-- Start of Supplied material --
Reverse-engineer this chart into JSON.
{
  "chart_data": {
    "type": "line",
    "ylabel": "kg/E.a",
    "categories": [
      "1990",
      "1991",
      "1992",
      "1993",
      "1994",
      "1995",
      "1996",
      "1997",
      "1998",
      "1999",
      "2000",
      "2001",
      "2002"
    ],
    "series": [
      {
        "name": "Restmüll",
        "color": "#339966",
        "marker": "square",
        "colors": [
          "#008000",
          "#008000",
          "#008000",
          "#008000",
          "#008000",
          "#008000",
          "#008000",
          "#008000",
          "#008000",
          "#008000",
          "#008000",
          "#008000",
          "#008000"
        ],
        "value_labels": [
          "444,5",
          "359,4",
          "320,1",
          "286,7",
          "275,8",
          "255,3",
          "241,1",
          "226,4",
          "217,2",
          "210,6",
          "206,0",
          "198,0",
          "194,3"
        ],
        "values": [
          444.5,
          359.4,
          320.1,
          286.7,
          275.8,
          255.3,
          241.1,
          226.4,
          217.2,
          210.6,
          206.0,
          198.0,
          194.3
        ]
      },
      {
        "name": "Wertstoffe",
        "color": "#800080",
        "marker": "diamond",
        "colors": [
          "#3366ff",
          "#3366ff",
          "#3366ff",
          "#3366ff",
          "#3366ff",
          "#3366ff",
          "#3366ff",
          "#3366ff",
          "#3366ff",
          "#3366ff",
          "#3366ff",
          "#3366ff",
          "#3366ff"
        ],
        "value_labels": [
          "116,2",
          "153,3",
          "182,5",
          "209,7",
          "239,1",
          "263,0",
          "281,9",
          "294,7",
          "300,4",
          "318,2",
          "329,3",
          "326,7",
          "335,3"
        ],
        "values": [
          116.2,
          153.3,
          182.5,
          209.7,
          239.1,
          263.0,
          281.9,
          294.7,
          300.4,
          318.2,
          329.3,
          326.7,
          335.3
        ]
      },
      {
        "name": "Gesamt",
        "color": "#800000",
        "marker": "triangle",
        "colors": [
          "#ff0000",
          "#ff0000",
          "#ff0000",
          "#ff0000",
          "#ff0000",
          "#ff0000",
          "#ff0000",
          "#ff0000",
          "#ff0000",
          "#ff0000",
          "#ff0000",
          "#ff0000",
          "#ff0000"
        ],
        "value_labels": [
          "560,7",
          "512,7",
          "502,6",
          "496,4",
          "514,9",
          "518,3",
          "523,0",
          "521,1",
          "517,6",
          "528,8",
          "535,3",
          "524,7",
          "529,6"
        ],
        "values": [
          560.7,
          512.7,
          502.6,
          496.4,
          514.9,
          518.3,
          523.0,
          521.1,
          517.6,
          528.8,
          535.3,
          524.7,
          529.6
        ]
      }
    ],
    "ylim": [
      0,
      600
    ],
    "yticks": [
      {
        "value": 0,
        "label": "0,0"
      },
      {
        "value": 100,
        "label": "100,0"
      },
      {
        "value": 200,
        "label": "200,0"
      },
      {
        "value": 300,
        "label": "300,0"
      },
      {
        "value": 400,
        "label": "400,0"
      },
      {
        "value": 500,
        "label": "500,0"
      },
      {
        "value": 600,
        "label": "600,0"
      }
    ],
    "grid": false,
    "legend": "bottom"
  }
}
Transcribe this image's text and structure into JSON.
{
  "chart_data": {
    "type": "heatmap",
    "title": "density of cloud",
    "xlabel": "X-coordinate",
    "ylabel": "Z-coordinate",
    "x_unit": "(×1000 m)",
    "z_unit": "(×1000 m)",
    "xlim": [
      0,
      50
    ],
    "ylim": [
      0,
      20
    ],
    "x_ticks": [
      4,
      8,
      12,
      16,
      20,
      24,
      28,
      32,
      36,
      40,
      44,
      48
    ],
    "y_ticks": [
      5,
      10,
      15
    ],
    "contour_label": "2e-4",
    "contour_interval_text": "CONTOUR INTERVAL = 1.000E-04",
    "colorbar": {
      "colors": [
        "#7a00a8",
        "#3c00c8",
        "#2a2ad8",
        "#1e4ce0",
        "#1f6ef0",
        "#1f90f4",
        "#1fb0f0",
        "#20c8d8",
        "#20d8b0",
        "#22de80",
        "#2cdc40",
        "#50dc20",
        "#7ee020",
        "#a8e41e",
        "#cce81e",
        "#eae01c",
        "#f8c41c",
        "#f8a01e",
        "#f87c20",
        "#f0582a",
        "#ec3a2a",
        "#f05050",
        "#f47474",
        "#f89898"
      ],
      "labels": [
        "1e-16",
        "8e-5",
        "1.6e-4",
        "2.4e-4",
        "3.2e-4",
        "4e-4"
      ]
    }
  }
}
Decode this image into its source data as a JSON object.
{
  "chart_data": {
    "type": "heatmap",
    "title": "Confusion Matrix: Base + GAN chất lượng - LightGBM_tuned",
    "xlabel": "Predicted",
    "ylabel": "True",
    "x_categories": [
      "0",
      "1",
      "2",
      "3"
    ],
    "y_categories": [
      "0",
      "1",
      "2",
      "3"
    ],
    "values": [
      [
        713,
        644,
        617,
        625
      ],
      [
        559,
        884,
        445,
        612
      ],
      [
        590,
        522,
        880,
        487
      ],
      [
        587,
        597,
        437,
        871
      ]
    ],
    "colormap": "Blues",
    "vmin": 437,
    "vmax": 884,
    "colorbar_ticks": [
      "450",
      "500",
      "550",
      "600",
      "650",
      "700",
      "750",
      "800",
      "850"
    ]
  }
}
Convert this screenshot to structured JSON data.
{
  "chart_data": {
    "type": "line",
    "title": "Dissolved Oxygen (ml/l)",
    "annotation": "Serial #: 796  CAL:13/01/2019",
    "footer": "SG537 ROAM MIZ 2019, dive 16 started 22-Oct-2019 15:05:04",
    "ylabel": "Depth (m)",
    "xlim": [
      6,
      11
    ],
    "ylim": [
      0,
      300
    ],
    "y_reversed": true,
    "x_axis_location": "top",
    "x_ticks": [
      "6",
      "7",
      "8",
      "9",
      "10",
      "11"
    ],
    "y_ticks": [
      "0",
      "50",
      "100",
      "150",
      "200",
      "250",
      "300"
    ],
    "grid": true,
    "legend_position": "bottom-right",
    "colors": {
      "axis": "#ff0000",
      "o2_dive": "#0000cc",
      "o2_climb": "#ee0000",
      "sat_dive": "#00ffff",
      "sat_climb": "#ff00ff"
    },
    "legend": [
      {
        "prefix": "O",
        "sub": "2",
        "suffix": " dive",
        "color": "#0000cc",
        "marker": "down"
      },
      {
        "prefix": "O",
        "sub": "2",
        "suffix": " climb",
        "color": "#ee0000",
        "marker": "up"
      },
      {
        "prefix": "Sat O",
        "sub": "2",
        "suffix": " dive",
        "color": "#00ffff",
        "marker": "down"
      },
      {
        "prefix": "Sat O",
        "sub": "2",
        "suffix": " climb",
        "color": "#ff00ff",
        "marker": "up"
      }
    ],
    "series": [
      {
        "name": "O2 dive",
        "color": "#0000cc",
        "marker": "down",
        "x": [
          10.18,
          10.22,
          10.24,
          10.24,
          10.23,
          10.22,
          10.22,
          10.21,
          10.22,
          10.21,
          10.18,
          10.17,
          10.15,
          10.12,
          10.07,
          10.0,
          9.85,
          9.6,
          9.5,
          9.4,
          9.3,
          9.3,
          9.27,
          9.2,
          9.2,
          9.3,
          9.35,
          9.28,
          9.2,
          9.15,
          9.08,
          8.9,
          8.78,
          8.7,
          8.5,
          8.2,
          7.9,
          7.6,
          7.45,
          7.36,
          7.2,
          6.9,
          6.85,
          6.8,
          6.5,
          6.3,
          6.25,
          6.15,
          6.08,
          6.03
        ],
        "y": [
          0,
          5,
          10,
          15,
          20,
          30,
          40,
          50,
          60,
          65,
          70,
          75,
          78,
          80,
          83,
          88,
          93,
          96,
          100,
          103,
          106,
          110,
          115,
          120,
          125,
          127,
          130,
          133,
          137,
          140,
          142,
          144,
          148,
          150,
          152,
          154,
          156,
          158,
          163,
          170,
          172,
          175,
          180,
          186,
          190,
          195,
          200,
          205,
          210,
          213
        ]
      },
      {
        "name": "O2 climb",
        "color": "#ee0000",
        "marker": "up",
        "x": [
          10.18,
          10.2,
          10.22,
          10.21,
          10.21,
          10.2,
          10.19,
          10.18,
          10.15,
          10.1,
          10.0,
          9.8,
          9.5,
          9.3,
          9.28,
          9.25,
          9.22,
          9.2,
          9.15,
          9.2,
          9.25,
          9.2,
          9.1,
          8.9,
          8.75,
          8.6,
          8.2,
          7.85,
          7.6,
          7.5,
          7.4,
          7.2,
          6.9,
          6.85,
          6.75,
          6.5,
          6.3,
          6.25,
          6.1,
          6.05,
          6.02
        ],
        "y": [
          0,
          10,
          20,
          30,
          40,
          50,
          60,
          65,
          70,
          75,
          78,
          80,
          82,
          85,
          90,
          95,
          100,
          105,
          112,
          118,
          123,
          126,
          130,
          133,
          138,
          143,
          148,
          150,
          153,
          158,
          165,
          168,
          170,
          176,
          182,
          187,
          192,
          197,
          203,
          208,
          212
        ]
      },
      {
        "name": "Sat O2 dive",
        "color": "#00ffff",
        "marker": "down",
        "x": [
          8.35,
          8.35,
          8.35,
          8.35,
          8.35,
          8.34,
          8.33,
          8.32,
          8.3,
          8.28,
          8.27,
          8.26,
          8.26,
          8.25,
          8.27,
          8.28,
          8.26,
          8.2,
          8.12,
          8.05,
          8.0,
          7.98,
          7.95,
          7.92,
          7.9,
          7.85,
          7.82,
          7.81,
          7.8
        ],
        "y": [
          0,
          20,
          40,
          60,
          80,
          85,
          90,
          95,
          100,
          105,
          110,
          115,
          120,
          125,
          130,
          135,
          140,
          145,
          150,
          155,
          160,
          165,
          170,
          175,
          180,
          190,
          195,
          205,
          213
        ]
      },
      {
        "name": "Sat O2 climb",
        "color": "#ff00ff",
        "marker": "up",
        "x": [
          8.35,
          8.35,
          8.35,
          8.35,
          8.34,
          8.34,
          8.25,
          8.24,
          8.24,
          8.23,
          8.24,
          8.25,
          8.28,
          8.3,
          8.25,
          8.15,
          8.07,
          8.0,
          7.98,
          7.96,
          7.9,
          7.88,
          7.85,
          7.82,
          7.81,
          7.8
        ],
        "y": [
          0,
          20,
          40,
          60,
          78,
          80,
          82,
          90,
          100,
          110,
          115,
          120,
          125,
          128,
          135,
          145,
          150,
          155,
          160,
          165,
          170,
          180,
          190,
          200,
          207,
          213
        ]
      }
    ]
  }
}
-- End of Supplied material --
Stated goal =>
Copy every line from the entries that contains the word "into".

Exercise response =>
Reverse-engineer this chart into JSON.
Transcribe this image's text and structure into JSON.
Decode this image into its source data as a JSON object.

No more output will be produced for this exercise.